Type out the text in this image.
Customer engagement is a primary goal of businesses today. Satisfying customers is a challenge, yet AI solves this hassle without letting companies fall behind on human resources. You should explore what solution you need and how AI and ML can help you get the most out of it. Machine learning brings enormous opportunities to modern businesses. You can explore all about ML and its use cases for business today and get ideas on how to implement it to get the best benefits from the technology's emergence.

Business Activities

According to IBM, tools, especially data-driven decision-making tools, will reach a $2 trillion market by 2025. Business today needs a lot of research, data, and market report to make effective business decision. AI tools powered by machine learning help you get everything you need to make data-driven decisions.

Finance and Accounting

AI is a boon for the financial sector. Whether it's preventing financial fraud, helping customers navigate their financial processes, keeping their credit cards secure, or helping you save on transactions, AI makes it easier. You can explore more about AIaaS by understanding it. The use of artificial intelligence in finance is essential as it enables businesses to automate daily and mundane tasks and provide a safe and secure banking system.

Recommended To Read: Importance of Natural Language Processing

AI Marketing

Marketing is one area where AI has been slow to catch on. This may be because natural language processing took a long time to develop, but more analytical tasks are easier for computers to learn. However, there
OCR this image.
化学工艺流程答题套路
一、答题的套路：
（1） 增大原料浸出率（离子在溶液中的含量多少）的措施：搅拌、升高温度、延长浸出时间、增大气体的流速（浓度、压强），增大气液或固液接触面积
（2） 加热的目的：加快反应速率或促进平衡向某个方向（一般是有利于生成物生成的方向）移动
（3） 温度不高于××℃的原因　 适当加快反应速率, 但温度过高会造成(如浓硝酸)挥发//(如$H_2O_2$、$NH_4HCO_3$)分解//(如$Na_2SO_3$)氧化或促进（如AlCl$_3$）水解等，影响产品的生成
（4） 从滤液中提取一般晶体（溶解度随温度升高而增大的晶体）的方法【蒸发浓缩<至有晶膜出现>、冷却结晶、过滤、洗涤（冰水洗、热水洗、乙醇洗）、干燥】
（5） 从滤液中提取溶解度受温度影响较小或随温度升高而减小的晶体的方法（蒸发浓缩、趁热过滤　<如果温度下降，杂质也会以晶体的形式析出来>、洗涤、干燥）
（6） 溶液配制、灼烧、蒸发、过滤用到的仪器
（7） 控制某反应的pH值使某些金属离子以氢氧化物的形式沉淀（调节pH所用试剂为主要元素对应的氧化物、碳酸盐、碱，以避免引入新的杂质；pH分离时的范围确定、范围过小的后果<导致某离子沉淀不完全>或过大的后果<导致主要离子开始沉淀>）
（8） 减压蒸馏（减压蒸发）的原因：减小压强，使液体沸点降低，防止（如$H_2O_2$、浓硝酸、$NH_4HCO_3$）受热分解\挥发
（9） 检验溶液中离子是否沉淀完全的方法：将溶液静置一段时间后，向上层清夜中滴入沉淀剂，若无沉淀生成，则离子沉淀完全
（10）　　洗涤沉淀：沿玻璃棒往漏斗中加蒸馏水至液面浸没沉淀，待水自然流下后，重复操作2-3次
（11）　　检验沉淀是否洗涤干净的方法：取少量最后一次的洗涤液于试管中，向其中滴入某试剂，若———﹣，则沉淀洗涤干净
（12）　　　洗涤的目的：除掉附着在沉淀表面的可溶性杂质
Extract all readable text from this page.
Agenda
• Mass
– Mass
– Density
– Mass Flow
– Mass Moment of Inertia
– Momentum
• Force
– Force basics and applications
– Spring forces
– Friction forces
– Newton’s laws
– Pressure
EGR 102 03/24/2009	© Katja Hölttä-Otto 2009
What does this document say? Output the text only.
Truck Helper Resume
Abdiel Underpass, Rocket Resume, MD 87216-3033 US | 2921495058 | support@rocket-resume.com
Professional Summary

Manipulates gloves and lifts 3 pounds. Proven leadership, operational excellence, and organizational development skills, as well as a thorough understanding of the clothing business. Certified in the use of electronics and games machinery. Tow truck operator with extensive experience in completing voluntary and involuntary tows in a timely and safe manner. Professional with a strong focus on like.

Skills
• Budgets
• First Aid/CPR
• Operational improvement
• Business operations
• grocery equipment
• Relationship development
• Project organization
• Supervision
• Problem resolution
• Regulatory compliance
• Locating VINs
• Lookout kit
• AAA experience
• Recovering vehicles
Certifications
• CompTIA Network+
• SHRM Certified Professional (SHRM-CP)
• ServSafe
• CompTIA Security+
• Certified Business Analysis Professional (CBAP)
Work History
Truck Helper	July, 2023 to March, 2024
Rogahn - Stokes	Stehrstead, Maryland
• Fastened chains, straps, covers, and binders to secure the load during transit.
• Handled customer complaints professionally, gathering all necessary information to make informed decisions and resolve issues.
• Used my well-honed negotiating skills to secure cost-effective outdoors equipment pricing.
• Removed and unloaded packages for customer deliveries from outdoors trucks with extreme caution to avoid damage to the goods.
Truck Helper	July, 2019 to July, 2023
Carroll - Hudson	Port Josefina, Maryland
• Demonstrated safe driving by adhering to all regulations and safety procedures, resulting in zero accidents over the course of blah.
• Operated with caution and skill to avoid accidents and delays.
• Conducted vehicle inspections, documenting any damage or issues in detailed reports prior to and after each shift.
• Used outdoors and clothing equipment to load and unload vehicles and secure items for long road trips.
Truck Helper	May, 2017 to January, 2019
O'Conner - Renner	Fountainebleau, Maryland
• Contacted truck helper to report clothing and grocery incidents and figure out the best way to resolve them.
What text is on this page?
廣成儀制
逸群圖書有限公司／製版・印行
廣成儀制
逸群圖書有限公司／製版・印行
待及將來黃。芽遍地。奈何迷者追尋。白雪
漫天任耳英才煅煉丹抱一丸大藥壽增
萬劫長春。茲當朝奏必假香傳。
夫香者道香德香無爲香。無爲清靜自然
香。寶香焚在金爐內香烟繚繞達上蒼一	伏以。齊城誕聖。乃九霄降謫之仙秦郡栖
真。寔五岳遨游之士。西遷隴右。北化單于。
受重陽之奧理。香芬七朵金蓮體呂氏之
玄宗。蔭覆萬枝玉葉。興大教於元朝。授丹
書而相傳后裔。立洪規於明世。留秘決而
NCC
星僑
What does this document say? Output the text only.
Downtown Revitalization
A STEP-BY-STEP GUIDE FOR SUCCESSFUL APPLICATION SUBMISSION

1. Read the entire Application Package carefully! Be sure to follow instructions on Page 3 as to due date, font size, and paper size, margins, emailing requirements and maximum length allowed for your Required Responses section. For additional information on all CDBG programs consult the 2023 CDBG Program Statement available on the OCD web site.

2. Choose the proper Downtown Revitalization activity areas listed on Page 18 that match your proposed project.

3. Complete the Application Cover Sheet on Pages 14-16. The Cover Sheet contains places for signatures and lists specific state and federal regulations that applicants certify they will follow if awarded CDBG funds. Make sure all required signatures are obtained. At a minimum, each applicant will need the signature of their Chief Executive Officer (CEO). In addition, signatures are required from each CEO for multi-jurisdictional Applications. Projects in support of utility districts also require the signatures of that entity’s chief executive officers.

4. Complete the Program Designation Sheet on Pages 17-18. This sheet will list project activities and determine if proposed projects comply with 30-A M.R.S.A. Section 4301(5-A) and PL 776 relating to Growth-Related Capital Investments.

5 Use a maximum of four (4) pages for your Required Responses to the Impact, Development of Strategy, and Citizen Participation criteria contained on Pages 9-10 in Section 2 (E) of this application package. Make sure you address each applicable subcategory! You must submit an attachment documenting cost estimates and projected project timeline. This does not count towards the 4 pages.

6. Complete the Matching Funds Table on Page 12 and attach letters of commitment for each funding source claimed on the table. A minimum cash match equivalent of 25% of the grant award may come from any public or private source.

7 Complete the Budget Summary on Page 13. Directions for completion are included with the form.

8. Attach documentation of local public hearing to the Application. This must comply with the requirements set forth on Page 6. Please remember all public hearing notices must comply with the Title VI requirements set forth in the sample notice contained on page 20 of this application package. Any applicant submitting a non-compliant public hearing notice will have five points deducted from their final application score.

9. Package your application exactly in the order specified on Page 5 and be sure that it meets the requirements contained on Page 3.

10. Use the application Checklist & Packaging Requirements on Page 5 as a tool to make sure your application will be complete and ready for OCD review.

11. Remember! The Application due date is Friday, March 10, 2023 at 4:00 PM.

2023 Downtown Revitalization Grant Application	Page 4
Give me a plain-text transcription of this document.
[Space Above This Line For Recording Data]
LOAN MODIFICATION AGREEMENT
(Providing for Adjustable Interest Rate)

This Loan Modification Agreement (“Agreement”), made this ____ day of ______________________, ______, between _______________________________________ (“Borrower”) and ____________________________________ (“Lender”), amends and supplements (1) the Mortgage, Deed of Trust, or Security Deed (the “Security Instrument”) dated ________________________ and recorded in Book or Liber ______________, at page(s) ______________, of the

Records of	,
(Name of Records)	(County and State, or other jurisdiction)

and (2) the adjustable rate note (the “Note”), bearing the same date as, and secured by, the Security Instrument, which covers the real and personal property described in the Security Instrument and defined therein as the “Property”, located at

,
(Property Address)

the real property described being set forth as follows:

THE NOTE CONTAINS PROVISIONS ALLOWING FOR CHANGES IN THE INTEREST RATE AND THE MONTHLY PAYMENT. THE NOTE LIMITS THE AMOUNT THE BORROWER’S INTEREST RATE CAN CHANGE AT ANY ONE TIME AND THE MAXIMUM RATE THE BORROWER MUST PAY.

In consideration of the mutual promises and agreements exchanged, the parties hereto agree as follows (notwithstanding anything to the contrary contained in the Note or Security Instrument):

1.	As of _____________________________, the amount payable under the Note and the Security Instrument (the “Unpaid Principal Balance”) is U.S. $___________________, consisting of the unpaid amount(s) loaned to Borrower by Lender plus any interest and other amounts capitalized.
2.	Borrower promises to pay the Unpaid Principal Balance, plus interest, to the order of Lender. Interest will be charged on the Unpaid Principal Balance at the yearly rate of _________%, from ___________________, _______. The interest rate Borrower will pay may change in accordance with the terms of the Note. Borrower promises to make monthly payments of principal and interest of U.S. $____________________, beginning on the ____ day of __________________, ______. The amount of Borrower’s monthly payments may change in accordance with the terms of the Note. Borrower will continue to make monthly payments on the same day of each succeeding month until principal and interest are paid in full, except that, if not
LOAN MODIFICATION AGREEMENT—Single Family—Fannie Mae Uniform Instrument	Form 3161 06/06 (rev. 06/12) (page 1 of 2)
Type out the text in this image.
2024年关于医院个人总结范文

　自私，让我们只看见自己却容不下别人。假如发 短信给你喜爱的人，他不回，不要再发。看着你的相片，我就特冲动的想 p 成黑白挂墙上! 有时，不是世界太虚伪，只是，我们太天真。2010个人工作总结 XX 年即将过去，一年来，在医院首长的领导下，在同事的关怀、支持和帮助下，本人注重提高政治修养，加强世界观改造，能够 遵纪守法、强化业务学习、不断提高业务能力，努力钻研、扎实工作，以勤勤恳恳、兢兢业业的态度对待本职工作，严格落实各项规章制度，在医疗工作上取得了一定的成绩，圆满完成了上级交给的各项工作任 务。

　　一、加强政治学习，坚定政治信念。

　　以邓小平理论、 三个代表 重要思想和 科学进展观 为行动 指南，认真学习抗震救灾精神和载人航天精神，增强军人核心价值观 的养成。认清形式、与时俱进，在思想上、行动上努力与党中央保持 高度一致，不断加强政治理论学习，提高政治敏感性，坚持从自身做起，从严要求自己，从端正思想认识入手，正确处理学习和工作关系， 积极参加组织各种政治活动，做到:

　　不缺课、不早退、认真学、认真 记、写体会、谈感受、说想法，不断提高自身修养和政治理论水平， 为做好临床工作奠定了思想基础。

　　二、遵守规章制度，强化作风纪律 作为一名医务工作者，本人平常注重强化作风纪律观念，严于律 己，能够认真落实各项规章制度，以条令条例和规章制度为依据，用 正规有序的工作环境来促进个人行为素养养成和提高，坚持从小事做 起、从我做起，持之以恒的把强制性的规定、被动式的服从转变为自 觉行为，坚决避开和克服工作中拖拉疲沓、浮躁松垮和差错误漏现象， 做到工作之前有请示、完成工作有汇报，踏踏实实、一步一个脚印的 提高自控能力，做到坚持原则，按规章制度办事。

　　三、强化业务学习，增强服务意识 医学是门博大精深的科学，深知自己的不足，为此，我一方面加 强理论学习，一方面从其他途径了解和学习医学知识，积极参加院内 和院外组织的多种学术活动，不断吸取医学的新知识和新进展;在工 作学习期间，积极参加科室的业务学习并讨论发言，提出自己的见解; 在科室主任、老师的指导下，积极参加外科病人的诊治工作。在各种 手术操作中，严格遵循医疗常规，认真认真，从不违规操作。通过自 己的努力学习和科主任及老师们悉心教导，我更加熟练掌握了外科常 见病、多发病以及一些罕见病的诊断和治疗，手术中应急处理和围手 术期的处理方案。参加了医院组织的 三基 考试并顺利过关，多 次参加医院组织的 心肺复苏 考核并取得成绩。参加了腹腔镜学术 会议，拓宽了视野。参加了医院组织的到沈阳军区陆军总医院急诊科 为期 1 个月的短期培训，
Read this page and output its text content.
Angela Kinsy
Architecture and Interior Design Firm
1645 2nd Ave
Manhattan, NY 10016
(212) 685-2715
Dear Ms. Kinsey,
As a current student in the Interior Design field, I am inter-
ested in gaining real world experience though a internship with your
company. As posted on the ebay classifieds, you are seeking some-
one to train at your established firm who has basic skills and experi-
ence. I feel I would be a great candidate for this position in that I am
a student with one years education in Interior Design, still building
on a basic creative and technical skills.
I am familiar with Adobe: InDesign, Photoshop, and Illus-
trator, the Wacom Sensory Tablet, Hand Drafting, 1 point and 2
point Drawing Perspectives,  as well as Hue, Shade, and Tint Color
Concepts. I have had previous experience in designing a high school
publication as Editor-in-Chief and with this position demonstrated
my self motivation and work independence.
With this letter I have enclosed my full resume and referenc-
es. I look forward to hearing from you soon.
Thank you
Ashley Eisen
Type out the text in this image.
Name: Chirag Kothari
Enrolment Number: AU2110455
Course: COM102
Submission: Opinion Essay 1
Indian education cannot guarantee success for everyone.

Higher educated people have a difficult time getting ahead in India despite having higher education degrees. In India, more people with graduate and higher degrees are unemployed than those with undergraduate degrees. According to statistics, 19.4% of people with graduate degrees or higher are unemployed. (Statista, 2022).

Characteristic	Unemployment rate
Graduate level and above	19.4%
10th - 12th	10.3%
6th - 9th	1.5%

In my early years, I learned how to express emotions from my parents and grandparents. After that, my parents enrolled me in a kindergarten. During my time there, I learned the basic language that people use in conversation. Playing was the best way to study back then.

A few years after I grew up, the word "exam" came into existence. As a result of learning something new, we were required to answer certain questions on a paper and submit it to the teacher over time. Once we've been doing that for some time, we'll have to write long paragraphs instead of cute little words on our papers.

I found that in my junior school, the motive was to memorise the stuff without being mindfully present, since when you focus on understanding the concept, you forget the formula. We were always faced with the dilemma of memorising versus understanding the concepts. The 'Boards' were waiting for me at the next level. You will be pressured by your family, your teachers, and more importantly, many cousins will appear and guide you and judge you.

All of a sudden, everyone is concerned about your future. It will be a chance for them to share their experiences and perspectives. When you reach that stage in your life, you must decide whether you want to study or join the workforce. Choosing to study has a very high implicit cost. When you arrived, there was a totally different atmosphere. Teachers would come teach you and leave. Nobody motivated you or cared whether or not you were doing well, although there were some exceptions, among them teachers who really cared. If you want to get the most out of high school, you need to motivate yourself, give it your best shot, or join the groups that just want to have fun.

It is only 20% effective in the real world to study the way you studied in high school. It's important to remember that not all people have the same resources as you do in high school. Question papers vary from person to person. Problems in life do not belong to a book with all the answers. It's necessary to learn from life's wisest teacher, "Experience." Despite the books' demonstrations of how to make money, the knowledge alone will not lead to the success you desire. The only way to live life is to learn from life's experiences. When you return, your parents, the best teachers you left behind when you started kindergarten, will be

Task to complete:
Which lines in the data above contain "Maryland"? Show each one.

Complete answer:
Rogahn - Stokes	Stehrstead, Maryland
Carroll - Hudson	Port Josefina, Maryland
O'Conner - Renner	Fountainebleau, Maryland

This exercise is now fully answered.